— Start —

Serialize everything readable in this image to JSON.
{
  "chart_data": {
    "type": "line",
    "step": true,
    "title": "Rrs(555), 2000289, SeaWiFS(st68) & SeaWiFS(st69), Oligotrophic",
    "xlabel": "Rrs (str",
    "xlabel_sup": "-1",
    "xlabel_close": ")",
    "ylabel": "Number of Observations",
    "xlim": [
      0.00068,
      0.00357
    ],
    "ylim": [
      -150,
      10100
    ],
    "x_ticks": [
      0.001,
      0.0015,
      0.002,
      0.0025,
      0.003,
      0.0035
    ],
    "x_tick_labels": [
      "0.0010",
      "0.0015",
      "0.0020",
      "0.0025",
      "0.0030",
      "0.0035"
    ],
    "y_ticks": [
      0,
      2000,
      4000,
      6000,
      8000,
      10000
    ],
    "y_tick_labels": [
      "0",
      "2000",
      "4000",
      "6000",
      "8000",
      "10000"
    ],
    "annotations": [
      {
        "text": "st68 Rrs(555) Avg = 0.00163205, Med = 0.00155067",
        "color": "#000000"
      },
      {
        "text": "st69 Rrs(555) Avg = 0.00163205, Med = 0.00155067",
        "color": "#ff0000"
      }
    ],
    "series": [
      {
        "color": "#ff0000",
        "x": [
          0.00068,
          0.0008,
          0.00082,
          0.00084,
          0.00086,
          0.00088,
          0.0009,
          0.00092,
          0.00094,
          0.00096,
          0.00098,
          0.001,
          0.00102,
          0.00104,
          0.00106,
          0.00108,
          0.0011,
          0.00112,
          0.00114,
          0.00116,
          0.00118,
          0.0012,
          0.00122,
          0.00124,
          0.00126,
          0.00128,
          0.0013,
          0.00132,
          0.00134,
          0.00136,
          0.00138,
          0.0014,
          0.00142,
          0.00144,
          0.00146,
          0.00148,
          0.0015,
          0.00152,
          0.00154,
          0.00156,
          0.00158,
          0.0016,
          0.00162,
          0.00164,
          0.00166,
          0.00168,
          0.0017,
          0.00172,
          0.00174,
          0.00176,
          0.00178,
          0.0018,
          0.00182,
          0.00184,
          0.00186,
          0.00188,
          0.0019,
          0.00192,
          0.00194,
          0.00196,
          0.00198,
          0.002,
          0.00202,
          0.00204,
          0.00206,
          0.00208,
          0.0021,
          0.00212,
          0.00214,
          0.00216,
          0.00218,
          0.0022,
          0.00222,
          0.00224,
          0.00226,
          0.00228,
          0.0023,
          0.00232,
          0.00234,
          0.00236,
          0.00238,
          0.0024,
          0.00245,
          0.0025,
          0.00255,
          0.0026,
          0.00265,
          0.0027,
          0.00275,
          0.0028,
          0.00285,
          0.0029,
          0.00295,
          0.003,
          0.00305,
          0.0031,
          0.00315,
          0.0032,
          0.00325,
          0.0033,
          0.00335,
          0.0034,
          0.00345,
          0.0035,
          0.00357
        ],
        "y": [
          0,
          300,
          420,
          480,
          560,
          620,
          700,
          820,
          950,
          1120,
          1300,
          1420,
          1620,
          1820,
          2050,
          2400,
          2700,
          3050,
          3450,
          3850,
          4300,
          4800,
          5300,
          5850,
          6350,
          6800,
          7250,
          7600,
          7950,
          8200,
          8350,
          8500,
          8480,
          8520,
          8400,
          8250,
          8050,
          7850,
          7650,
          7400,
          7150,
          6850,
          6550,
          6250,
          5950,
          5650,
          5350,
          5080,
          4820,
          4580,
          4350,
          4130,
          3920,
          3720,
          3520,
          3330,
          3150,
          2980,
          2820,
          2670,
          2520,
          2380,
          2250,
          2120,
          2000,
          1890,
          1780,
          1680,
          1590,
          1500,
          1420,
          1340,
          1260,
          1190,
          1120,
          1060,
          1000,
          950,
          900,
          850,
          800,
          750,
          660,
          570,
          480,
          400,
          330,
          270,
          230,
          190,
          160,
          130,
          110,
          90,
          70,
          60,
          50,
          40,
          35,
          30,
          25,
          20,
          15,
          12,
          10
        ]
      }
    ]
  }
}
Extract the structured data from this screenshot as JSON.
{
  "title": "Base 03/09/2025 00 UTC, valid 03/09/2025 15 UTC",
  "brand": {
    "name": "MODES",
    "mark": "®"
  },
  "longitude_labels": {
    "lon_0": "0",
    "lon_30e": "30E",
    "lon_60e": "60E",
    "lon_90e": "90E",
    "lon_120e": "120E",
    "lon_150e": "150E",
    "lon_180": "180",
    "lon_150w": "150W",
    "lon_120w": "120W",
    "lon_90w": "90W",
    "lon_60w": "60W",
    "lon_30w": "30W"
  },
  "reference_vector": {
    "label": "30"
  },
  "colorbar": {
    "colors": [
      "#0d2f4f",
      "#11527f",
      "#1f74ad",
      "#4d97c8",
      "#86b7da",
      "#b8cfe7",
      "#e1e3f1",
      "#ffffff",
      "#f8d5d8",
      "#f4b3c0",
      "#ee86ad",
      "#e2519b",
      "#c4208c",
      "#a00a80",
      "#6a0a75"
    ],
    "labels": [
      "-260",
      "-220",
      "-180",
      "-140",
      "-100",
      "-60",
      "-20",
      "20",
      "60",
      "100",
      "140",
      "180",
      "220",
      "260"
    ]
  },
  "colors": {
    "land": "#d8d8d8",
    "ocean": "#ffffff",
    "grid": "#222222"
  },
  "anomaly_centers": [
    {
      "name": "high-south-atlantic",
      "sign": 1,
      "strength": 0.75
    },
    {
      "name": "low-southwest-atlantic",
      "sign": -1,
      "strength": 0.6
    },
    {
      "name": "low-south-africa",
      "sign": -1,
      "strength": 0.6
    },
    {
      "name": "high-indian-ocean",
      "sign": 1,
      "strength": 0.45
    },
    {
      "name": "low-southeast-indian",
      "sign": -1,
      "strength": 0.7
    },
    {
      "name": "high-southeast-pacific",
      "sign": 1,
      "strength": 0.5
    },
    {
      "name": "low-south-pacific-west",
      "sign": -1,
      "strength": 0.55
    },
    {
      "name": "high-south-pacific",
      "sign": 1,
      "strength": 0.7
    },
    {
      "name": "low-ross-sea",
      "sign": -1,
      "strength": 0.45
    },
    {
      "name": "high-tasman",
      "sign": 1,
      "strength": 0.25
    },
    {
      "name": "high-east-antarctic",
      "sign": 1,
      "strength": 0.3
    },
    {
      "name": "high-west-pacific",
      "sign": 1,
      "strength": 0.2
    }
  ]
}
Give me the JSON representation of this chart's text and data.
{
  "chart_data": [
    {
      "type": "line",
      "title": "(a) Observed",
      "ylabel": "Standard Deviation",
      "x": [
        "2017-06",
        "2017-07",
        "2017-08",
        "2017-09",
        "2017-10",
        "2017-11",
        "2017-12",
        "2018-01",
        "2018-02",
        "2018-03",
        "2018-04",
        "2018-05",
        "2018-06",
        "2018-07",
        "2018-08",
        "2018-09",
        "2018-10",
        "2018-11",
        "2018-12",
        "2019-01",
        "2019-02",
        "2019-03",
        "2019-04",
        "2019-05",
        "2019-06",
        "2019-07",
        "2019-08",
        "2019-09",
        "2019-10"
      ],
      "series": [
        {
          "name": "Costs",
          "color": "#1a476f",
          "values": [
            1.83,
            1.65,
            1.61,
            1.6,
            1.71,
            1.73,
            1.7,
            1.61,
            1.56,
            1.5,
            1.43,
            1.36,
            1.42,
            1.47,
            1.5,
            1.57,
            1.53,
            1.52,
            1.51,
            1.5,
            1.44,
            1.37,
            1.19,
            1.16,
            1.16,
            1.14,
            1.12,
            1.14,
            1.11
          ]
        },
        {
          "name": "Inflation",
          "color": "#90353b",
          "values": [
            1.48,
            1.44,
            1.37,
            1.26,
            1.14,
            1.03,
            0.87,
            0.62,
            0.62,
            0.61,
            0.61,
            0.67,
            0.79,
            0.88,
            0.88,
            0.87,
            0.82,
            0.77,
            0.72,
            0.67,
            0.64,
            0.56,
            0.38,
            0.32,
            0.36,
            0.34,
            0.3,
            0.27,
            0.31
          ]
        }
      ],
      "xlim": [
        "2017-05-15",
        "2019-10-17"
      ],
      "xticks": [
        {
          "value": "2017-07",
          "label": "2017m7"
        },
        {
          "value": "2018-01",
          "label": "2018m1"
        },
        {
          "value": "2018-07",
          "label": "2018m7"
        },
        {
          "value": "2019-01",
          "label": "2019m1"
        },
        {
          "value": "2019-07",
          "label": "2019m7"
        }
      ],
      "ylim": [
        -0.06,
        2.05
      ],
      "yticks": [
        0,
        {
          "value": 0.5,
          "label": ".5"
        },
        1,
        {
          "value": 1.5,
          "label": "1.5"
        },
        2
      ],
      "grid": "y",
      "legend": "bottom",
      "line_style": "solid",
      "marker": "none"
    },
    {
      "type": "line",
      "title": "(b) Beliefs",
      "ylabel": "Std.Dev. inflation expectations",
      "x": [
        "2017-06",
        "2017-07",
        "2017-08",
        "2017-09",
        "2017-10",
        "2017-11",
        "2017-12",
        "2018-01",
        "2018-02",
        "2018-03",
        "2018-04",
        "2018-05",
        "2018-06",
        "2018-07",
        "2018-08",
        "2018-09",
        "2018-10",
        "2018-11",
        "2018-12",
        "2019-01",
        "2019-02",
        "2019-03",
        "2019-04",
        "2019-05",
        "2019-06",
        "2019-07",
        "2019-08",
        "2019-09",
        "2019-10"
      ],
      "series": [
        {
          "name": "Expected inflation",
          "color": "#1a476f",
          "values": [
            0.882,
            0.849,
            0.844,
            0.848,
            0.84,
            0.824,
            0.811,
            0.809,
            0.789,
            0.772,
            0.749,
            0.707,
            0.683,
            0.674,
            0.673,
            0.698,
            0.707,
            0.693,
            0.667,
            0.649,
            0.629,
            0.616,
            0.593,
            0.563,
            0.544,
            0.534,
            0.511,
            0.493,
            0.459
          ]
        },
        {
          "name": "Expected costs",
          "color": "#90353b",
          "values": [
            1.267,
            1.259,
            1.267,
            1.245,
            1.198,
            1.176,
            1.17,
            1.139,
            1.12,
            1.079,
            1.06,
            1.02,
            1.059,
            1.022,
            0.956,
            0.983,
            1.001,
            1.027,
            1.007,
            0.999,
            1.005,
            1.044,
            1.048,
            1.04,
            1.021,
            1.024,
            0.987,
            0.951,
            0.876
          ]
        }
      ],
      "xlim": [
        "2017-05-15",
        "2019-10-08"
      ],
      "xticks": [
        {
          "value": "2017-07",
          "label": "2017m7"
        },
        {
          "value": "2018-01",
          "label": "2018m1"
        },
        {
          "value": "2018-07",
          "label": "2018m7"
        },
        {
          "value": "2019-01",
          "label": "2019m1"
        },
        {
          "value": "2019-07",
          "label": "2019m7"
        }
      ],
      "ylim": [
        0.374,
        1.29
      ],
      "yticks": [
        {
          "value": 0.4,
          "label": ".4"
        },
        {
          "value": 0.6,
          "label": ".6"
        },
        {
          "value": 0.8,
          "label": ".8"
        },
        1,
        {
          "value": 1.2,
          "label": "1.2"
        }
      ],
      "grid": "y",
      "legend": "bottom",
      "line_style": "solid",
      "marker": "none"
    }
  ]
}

— End —

Gather every line from the listing above in which the word "ylabel" appears.

> **Answer for the task**:
    "ylabel": "Number of Observations",
      "ylabel": "Standard Deviation",
      "ylabel": "Std.Dev. inflation expectations",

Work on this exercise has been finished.